◆ **What is asked**
A verbatim copy of the records is required, with all pictures left out.

[Data excerpts]
○ ○ ○ ○
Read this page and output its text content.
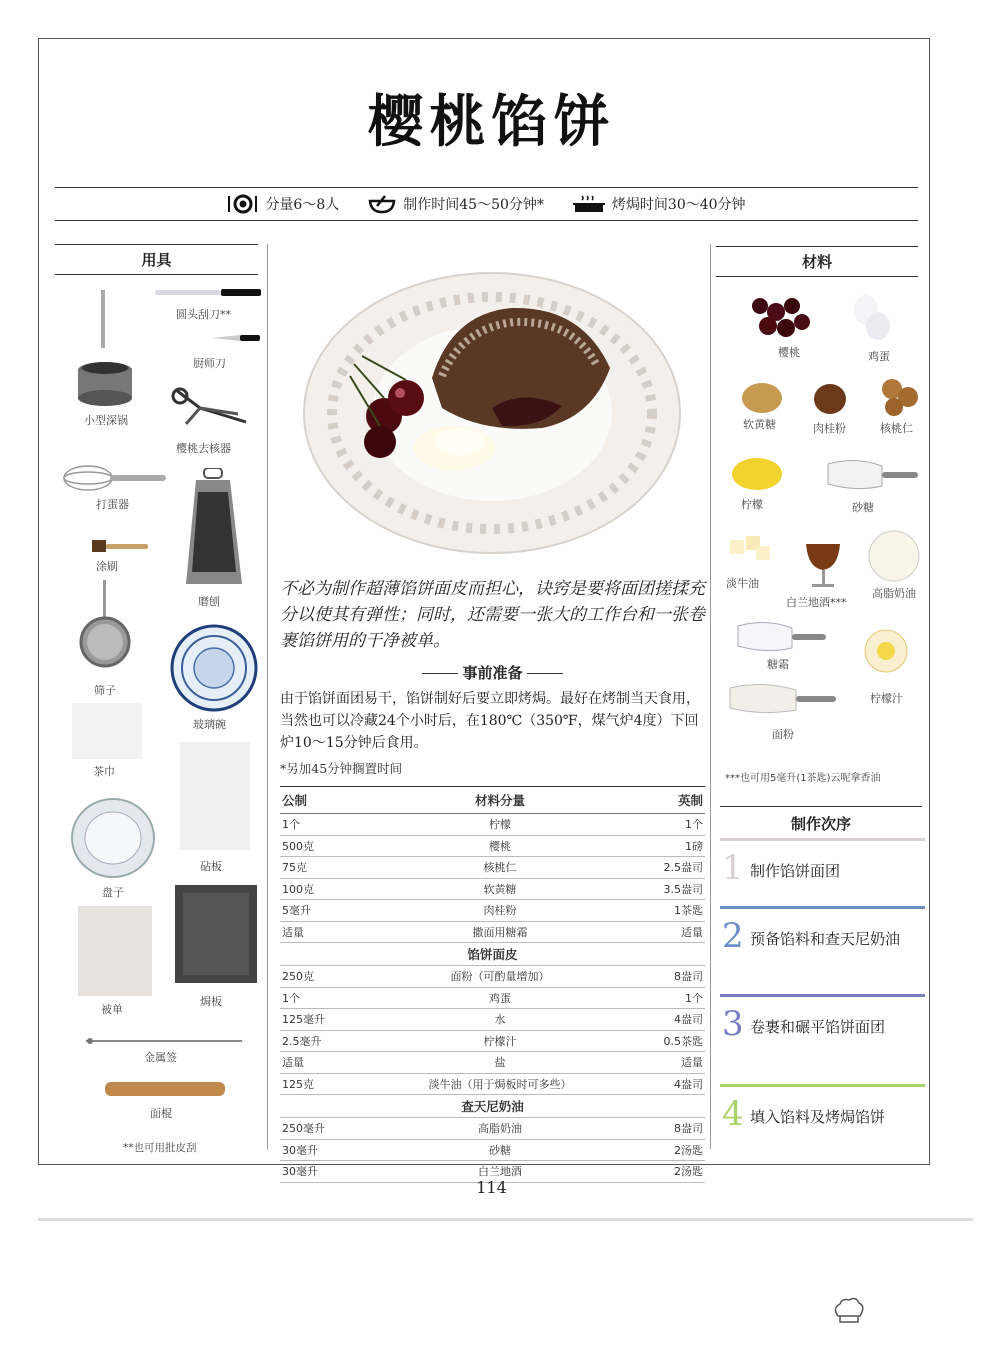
樱桃馅饼
分量6～8人	制作时间45～50分钟*	烤焗时间30～40分钟
用具
圆头刮刀**
厨师刀
小型深锅
樱桃去核器
打蛋器
涂刷
磨刨
筛子
玻璃碗
茶巾
砧板
盘子
焗板
被单
金属签
面棍
**也可用批皮刮
不必为制作超薄馅饼面皮而担心，诀窍是要将面团搓揉充分以使其有弹性；同时，还需要一张大的工作台和一张卷裹馅饼用的干净被单。
事前准备
由于馅饼面团易干，馅饼制好后要立即烤焗。最好在烤制当天食用，当然也可以冷藏24个小时后，在180℃（350℉，煤气炉4度）下回炉10～15分钟后食用。
*另加45分钟搁置时间
公制	材料分量	英制
1个	柠檬	1个
500克	樱桃	1磅
75克	核桃仁	2.5盎司
100克	软黄糖	3.5盎司
5毫升	肉桂粉	1茶匙
适量	撒面用糖霜	适量
馅饼面皮		
250克	面粉（可酌量增加）	8盎司
1个	鸡蛋	1个
125毫升	水	4盎司
2.5毫升	柠檬汁	0.5茶匙
适量	盐	适量
125克	淡牛油（用于焗板时可多些）	4盎司
查天尼奶油		
250毫升	高脂奶油	8盎司
30毫升	砂糖	2汤匙
30毫升	白兰地酒	2汤匙
材料
樱桃	鸡蛋
软黄糖	肉桂粉	核桃仁
柠檬	砂糖
淡牛油
白兰地酒***
高脂奶油
糖霜
柠檬汁
面粉
***也可用5毫升(1茶匙)云呢拿香油
制作次序
1 制作馅饼面团
2 预备馅料和查天尼奶油
3 卷裹和碾平馅饼面团
4 填入馅料及烤焗馅饼
114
○ ○ ○ ○
◆ **Written reply**
Read this page and output its text content.
樱桃馅饼
分量6～8人	制作时间45～50分钟*	烤焗时间30～40分钟
用具
圆头刮刀**
厨师刀
小型深锅
樱桃去核器
打蛋器
涂刷
磨刨
筛子
玻璃碗
茶巾
砧板
盘子
焗板
被单
金属签
面棍
**也可用批皮刮
不必为制作超薄馅饼面皮而担心，诀窍是要将面团搓揉充分以使其有弹性；同时，还需要一张大的工作台和一张卷裹馅饼用的干净被单。
事前准备
由于馅饼面团易干，馅饼制好后要立即烤焗。最好在烤制当天食用，当然也可以冷藏24个小时后，在180℃（350℉，煤气炉4度）下回炉10～15分钟后食用。
*另加45分钟搁置时间
公制	材料分量	英制
1个	柠檬	1个
500克	樱桃	1磅
75克	核桃仁	2.5盎司
100克	软黄糖	3.5盎司
5毫升	肉桂粉	1茶匙
适量	撒面用糖霜	适量
馅饼面皮		
250克	面粉（可酌量增加）	8盎司
1个	鸡蛋	1个
125毫升	水	4盎司
2.5毫升	柠檬汁	0.5茶匙
适量	盐	适量
125克	淡牛油（用于焗板时可多些）	4盎司
查天尼奶油		
250毫升	高脂奶油	8盎司
30毫升	砂糖	2汤匙
30毫升	白兰地酒	2汤匙
材料
樱桃	鸡蛋
软黄糖	肉桂粉	核桃仁
柠檬	砂糖
淡牛油
白兰地酒***
高脂奶油
糖霜
柠檬汁
面粉
***也可用5毫升(1茶匙)云呢拿香油
制作次序
1 制作馅饼面团
2 预备馅料和查天尼奶油
3 卷裹和碾平馅饼面团
4 填入馅料及烤焗馅饼
114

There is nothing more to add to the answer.